All lines in which the word "Size" occurs are to be extracted.
#### PROVIDED ENTRIES ####
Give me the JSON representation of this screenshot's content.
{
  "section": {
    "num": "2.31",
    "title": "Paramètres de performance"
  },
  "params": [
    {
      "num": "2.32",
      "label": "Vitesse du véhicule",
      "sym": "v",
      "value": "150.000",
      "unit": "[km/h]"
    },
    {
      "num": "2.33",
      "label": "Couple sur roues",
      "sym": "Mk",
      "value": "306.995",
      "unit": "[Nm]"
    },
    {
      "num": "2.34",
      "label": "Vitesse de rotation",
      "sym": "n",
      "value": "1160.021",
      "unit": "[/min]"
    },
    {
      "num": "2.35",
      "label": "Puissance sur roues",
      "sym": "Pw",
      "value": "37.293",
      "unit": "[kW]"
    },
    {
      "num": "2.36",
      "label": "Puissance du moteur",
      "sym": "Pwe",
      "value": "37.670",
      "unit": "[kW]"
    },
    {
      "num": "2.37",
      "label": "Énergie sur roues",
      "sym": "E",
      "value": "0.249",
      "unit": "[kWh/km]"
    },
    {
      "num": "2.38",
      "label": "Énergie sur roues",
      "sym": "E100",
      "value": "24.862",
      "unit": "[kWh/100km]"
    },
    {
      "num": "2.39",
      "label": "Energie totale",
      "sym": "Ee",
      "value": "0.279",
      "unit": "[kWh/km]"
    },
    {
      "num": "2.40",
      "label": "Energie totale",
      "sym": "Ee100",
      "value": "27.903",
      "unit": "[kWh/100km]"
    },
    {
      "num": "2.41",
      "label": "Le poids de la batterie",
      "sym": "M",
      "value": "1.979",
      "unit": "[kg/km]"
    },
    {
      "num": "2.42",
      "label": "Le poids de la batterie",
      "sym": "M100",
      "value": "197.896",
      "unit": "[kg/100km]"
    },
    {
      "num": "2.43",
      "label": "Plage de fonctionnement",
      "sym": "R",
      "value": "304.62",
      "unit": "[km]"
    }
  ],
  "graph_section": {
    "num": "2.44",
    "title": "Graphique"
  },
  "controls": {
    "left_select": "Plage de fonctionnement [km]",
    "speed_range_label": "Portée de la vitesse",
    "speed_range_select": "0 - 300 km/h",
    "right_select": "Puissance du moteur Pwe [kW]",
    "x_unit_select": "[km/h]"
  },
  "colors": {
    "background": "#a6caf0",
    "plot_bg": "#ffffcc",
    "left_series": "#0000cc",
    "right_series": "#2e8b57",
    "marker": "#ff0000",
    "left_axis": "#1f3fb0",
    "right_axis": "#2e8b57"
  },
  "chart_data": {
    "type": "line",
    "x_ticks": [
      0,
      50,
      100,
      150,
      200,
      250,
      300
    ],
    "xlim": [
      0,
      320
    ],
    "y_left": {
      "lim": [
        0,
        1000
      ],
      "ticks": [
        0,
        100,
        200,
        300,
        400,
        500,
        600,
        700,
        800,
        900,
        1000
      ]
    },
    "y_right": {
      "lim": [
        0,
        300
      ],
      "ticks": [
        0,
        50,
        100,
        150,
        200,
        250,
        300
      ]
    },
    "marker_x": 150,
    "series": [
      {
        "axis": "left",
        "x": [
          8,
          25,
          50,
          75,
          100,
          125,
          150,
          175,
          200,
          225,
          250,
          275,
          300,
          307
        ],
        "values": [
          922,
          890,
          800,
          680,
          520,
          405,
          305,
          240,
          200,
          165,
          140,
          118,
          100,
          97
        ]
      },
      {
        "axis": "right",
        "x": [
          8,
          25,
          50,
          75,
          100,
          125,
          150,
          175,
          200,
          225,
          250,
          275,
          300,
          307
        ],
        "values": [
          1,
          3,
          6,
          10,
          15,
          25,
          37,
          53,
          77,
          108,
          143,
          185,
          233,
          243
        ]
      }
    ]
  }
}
####
#### PROVIDED ENTRIES ####
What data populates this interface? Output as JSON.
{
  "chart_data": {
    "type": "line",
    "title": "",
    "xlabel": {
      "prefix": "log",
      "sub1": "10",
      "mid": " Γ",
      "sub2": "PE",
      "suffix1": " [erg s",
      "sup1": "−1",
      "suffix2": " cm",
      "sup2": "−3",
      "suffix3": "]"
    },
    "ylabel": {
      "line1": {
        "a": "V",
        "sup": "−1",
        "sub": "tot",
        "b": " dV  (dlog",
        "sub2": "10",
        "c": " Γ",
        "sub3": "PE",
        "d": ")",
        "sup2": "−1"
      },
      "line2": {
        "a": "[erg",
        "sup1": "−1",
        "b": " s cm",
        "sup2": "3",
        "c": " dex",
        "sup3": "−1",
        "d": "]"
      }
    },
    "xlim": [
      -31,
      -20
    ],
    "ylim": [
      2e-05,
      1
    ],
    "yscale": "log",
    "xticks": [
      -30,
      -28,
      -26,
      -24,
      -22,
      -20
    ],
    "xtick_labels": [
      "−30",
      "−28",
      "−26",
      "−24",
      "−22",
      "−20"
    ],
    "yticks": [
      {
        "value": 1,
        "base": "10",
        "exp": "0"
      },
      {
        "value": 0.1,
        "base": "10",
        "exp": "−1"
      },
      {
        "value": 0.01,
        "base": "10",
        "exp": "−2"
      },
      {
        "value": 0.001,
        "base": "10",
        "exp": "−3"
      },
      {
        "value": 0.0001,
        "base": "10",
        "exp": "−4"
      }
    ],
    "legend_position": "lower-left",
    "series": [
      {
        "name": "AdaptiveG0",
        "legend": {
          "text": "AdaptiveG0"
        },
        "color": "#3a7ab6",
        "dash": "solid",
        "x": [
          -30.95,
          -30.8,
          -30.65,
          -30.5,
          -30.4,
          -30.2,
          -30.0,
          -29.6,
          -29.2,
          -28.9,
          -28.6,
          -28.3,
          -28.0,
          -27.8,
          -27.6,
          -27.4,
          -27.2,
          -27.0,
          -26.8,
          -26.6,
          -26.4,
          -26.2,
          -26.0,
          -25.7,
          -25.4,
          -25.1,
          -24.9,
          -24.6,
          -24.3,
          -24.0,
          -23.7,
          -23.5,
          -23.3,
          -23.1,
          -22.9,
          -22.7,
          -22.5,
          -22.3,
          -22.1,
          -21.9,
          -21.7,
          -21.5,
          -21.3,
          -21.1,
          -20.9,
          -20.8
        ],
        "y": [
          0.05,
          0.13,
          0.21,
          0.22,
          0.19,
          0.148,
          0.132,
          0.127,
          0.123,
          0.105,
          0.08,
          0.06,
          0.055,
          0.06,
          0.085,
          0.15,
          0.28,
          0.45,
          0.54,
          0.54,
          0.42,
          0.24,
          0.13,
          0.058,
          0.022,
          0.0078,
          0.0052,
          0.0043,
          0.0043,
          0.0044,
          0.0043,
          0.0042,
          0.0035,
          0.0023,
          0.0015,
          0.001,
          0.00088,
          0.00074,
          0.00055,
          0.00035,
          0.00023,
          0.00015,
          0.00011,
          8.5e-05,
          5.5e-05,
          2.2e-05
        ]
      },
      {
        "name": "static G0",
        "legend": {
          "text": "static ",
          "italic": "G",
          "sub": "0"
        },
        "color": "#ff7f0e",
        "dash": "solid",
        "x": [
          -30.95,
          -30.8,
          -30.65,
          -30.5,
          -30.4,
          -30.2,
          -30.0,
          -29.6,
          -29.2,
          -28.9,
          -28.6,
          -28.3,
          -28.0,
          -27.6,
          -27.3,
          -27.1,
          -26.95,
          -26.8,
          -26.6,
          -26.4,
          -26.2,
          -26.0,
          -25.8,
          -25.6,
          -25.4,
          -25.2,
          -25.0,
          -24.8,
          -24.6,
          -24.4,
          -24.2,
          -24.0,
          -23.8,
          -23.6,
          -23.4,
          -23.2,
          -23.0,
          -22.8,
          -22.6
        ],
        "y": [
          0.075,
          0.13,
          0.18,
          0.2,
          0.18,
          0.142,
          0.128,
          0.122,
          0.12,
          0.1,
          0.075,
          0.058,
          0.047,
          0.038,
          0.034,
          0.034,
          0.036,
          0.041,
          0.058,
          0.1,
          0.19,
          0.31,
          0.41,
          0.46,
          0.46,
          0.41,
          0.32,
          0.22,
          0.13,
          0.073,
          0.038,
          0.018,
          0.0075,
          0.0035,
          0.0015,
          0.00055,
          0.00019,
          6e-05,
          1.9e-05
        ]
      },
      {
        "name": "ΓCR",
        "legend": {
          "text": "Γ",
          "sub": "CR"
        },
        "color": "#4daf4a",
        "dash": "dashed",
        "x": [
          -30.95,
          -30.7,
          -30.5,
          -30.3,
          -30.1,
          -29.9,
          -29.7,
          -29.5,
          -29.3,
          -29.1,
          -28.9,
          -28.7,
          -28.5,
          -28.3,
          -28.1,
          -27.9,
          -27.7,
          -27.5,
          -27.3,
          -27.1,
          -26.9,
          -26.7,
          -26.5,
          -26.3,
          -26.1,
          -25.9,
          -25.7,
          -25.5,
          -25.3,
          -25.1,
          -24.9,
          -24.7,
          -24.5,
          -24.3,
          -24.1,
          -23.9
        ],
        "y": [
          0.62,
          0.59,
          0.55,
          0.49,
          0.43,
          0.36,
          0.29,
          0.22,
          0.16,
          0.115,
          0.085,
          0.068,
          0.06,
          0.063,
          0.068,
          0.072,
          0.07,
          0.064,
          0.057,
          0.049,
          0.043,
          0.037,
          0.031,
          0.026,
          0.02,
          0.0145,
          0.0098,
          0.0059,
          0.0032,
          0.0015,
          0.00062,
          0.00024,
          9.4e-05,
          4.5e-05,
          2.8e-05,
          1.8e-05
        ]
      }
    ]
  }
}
####
#### PROVIDED ENTRIES ####
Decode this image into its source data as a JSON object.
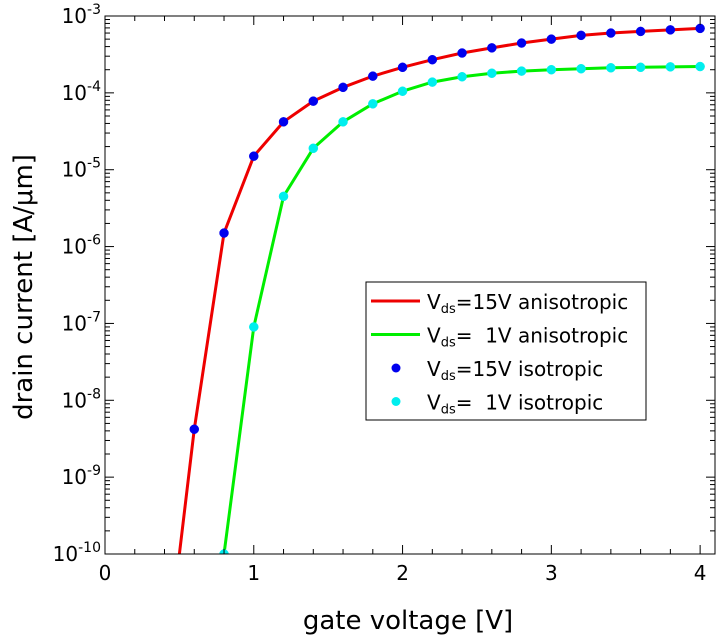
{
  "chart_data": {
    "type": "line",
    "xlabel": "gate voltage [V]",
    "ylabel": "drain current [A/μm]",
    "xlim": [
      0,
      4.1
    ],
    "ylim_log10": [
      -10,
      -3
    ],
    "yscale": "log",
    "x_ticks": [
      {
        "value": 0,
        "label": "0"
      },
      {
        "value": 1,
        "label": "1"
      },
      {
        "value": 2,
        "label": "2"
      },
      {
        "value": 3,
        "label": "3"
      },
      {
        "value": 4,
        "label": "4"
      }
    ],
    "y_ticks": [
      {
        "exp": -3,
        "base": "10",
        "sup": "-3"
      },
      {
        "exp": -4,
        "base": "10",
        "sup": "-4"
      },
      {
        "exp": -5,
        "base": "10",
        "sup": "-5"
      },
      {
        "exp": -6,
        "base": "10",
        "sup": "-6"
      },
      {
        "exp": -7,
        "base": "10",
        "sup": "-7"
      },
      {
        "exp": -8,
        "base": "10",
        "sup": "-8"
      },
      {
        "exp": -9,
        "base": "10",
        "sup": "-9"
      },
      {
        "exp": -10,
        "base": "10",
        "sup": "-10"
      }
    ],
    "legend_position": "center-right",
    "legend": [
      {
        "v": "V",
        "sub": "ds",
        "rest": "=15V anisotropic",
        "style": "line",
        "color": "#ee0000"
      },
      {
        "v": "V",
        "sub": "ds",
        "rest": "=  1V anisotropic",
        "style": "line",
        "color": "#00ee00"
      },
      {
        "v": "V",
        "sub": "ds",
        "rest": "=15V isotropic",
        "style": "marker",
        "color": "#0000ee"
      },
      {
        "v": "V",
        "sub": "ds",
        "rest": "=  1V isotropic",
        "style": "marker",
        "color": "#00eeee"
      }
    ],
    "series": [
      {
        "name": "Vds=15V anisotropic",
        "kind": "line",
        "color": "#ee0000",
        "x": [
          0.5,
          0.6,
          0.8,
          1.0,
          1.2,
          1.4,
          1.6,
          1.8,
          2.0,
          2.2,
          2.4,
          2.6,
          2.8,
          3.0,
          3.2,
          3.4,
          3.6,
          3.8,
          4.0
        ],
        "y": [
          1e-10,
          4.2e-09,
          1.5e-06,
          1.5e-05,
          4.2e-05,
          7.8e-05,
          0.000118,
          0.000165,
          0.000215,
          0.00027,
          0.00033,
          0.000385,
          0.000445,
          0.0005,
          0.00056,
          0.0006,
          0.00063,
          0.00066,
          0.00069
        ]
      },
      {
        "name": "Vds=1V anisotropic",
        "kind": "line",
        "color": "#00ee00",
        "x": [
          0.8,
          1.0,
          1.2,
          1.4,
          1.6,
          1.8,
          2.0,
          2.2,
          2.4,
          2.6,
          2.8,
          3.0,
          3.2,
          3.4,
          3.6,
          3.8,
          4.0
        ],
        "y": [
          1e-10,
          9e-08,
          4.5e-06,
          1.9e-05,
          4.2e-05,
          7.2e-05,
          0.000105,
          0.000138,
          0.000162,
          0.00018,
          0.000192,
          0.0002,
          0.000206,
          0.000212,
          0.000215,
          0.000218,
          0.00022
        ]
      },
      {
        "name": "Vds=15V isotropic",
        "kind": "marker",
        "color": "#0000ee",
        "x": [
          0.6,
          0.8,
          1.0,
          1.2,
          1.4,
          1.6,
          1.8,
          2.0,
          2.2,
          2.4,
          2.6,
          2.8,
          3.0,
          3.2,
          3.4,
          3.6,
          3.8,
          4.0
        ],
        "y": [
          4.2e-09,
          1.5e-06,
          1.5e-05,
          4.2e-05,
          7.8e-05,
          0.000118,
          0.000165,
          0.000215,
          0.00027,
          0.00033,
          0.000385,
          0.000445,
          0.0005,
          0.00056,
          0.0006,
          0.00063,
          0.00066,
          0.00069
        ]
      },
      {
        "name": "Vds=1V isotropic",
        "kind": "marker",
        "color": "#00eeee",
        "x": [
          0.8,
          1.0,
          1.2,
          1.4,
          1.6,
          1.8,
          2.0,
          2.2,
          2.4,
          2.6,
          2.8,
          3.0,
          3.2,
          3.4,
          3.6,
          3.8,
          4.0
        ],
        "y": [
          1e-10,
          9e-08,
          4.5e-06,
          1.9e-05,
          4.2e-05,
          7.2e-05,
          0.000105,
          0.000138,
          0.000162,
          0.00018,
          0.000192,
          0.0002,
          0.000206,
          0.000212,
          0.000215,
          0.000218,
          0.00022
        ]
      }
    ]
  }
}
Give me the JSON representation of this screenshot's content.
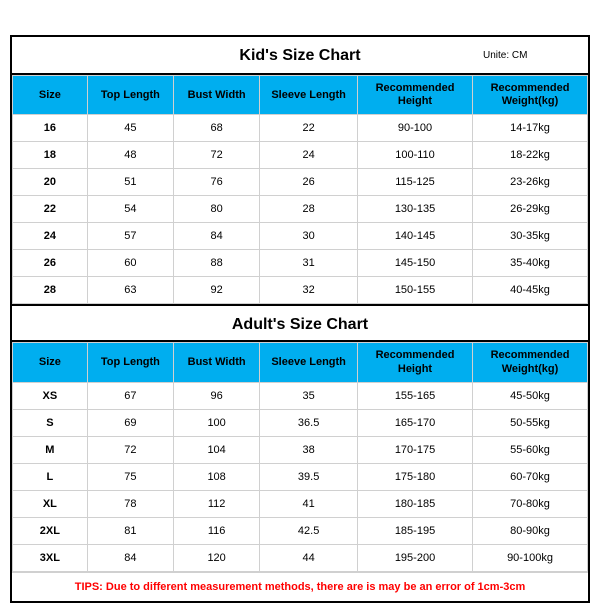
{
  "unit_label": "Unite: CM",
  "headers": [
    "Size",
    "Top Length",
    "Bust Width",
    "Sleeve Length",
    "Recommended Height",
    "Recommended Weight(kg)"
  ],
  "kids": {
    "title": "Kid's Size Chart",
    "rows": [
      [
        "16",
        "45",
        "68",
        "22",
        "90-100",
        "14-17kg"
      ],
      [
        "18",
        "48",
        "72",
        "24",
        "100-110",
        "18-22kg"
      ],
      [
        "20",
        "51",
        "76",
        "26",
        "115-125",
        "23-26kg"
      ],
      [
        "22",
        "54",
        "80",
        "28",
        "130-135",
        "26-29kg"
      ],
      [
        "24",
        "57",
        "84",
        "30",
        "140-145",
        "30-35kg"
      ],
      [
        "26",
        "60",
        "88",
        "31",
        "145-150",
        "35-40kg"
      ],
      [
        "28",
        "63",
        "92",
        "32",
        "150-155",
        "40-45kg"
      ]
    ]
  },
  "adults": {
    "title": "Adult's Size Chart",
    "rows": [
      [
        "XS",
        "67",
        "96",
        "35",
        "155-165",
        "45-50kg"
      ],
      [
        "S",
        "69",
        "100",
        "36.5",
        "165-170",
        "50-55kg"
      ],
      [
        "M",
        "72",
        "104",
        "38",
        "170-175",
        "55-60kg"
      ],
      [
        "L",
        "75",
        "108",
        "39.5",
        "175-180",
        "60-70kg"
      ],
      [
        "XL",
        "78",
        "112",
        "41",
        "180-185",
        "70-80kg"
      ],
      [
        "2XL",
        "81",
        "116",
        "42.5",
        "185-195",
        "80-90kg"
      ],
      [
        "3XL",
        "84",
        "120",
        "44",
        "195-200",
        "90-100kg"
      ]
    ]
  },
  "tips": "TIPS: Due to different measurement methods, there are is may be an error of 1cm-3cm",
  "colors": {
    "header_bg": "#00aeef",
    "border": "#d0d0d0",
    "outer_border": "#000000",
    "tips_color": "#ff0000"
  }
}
####
* _SOLUTION TO THE EXERCISE_
    "Size",
    "title": "Kid's Size Chart",
    "title": "Adult's Size Chart",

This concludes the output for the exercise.